**Stated problem:** Below are some entries. Output each one exactly as it appears.

**Input rows:**
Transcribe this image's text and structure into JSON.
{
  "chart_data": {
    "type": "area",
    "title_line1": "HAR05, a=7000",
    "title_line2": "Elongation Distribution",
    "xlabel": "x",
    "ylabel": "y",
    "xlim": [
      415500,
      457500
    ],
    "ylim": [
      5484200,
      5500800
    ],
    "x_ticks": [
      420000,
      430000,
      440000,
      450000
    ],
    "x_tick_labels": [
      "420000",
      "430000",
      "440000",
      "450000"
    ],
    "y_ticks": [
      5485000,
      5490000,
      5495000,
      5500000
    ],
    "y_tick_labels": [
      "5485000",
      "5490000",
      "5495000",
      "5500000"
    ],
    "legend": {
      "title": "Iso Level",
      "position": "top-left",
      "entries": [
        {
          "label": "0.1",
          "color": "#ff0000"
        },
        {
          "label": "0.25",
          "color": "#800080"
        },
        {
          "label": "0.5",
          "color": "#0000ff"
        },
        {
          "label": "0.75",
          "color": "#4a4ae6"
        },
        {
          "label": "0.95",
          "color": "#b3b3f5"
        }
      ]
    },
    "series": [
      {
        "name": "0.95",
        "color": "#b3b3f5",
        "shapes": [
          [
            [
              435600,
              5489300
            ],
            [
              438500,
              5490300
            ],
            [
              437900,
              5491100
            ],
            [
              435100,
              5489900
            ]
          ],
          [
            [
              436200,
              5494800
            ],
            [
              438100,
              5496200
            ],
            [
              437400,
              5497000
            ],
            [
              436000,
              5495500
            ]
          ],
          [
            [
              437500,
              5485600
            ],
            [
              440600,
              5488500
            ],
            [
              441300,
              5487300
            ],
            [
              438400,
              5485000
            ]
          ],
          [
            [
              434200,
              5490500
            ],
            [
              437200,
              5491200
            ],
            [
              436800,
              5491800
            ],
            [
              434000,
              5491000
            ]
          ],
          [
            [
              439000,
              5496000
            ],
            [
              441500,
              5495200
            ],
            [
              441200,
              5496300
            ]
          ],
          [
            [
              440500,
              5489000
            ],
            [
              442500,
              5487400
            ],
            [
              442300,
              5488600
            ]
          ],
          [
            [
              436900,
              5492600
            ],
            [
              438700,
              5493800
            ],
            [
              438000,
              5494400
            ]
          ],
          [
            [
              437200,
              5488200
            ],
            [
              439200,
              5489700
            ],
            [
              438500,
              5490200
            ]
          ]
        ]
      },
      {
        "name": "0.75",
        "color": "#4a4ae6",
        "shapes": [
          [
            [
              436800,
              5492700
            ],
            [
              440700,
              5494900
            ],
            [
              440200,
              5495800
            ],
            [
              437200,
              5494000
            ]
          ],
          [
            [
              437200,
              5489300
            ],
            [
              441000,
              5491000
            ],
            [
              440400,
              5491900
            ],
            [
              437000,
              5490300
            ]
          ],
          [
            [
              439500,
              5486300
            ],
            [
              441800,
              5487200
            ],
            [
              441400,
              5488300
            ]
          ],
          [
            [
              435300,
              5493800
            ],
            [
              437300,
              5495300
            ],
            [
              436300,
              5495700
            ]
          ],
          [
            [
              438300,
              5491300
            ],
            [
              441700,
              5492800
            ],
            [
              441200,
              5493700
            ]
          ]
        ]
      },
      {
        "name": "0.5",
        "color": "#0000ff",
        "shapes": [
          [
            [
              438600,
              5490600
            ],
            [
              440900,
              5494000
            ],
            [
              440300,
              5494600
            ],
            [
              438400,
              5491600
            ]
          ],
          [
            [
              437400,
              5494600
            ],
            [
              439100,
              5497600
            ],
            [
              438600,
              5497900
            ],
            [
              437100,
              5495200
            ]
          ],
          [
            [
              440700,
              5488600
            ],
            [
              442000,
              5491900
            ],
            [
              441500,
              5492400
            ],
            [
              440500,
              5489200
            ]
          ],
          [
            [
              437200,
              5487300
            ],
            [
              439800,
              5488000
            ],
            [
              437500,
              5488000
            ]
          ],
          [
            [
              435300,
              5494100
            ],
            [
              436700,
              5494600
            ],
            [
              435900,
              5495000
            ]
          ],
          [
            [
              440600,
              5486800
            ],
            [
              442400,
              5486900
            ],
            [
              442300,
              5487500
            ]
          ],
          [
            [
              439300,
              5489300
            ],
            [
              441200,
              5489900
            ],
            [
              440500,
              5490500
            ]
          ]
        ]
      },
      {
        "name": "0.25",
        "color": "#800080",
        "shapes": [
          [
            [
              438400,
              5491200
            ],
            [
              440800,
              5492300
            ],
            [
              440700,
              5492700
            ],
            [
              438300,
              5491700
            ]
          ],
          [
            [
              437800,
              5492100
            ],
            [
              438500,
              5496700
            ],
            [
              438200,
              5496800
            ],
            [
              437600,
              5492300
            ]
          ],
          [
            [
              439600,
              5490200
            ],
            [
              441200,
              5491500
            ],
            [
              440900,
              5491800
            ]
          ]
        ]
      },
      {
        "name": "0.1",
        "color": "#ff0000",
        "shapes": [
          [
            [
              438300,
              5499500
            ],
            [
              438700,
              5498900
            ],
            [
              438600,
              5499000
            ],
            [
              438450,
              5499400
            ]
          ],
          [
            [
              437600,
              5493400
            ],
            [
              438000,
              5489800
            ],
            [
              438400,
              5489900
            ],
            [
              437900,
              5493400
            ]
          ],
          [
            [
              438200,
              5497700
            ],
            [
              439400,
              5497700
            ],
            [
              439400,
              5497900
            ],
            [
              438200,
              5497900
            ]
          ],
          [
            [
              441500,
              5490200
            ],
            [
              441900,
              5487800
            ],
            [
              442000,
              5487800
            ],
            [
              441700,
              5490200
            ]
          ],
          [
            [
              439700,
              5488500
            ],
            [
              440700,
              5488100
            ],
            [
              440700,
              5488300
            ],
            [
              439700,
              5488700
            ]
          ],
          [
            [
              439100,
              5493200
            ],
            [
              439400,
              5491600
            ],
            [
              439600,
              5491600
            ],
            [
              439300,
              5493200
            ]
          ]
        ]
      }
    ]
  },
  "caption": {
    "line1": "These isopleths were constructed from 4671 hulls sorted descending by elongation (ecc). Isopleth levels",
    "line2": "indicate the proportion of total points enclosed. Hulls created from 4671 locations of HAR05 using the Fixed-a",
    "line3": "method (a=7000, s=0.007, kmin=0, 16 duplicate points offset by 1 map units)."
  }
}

**Solution to this exercise:**
Transcribe this image's text and structure into JSON.
{
  "chart_data": {
    "type": "area",
    "title_line1": "HAR05, a=7000",
    "title_line2": "Elongation Distribution",
    "xlabel": "x",
    "ylabel": "y",
    "xlim": [
      415500,
      457500
    ],
    "ylim": [
      5484200,
      5500800
    ],
    "x_ticks": [
      420000,
      430000,
      440000,
      450000
    ],
    "x_tick_labels": [
      "420000",
      "430000",
      "440000",
      "450000"
    ],
    "y_ticks": [
      5485000,
      5490000,
      5495000,
      5500000
    ],
    "y_tick_labels": [
      "5485000",
      "5490000",
      "5495000",
      "5500000"
    ],
    "legend": {
      "title": "Iso Level",
      "position": "top-left",
      "entries": [
        {
          "label": "0.1",
          "color": "#ff0000"
        },
        {
          "label": "0.25",
          "color": "#800080"
        },
        {
          "label": "0.5",
          "color": "#0000ff"
        },
        {
          "label": "0.75",
          "color": "#4a4ae6"
        },
        {
          "label": "0.95",
          "color": "#b3b3f5"
        }
      ]
    },
    "series": [
      {
        "name": "0.95",
        "color": "#b3b3f5",
        "shapes": [
          [
            [
              435600,
              5489300
            ],
            [
              438500,
              5490300
            ],
            [
              437900,
              5491100
            ],
            [
              435100,
              5489900
            ]
          ],
          [
            [
              436200,
              5494800
            ],
            [
              438100,
              5496200
            ],
            [
              437400,
              5497000
            ],
            [
              436000,
              5495500
            ]
          ],
          [
            [
              437500,
              5485600
            ],
            [
              440600,
              5488500
            ],
            [
              441300,
              5487300
            ],
            [
              438400,
              5485000
            ]
          ],
          [
            [
              434200,
              5490500
            ],
            [
              437200,
              5491200
            ],
            [
              436800,
              5491800
            ],
            [
              434000,
              5491000
            ]
          ],
          [
            [
              439000,
              5496000
            ],
            [
              441500,
              5495200
            ],
            [
              441200,
              5496300
            ]
          ],
          [
            [
              440500,
              5489000
            ],
            [
              442500,
              5487400
            ],
            [
              442300,
              5488600
            ]
          ],
          [
            [
              436900,
              5492600
            ],
            [
              438700,
              5493800
            ],
            [
              438000,
              5494400
            ]
          ],
          [
            [
              437200,
              5488200
            ],
            [
              439200,
              5489700
            ],
            [
              438500,
              5490200
            ]
          ]
        ]
      },
      {
        "name": "0.75",
        "color": "#4a4ae6",
        "shapes": [
          [
            [
              436800,
              5492700
            ],
            [
              440700,
              5494900
            ],
            [
              440200,
              5495800
            ],
            [
              437200,
              5494000
            ]
          ],
          [
            [
              437200,
              5489300
            ],
            [
              441000,
              5491000
            ],
            [
              440400,
              5491900
            ],
            [
              437000,
              5490300
            ]
          ],
          [
            [
              439500,
              5486300
            ],
            [
              441800,
              5487200
            ],
            [
              441400,
              5488300
            ]
          ],
          [
            [
              435300,
              5493800
            ],
            [
              437300,
              5495300
            ],
            [
              436300,
              5495700
            ]
          ],
          [
            [
              438300,
              5491300
            ],
            [
              441700,
              5492800
            ],
            [
              441200,
              5493700
            ]
          ]
        ]
      },
      {
        "name": "0.5",
        "color": "#0000ff",
        "shapes": [
          [
            [
              438600,
              5490600
            ],
            [
              440900,
              5494000
            ],
            [
              440300,
              5494600
            ],
            [
              438400,
              5491600
            ]
          ],
          [
            [
              437400,
              5494600
            ],
            [
              439100,
              5497600
            ],
            [
              438600,
              5497900
            ],
            [
              437100,
              5495200
            ]
          ],
          [
            [
              440700,
              5488600
            ],
            [
              442000,
              5491900
            ],
            [
              441500,
              5492400
            ],
            [
              440500,
              5489200
            ]
          ],
          [
            [
              437200,
              5487300
            ],
            [
              439800,
              5488000
            ],
            [
              437500,
              5488000
            ]
          ],
          [
            [
              435300,
              5494100
            ],
            [
              436700,
              5494600
            ],
            [
              435900,
              5495000
            ]
          ],
          [
            [
              440600,
              5486800
            ],
            [
              442400,
              5486900
            ],
            [
              442300,
              5487500
            ]
          ],
          [
            [
              439300,
              5489300
            ],
            [
              441200,
              5489900
            ],
            [
              440500,
              5490500
            ]
          ]
        ]
      },
      {
        "name": "0.25",
        "color": "#800080",
        "shapes": [
          [
            [
              438400,
              5491200
            ],
            [
              440800,
              5492300
            ],
            [
              440700,
              5492700
            ],
            [
              438300,
              5491700
            ]
          ],
          [
            [
              437800,
              5492100
            ],
            [
              438500,
              5496700
            ],
            [
              438200,
              5496800
            ],
            [
              437600,
              5492300
            ]
          ],
          [
            [
              439600,
              5490200
            ],
            [
              441200,
              5491500
            ],
            [
              440900,
              5491800
            ]
          ]
        ]
      },
      {
        "name": "0.1",
        "color": "#ff0000",
        "shapes": [
          [
            [
              438300,
              5499500
            ],
            [
              438700,
              5498900
            ],
            [
              438600,
              5499000
            ],
            [
              438450,
              5499400
            ]
          ],
          [
            [
              437600,
              5493400
            ],
            [
              438000,
              5489800
            ],
            [
              438400,
              5489900
            ],
            [
              437900,
              5493400
            ]
          ],
          [
            [
              438200,
              5497700
            ],
            [
              439400,
              5497700
            ],
            [
              439400,
              5497900
            ],
            [
              438200,
              5497900
            ]
          ],
          [
            [
              441500,
              5490200
            ],
            [
              441900,
              5487800
            ],
            [
              442000,
              5487800
            ],
            [
              441700,
              5490200
            ]
          ],
          [
            [
              439700,
              5488500
            ],
            [
              440700,
              5488100
            ],
            [
              440700,
              5488300
            ],
            [
              439700,
              5488700
            ]
          ],
          [
            [
              439100,
              5493200
            ],
            [
              439400,
              5491600
            ],
            [
              439600,
              5491600
            ],
            [
              439300,
              5493200
            ]
          ]
        ]
      }
    ]
  },
  "caption": {
    "line1": "These isopleths were constructed from 4671 hulls sorted descending by elongation (ecc). Isopleth levels",
    "line2": "indicate the proportion of total points enclosed. Hulls created from 4671 locations of HAR05 using the Fixed-a",
    "line3": "method (a=7000, s=0.007, kmin=0, 16 duplicate points offset by 1 map units)."
  }
}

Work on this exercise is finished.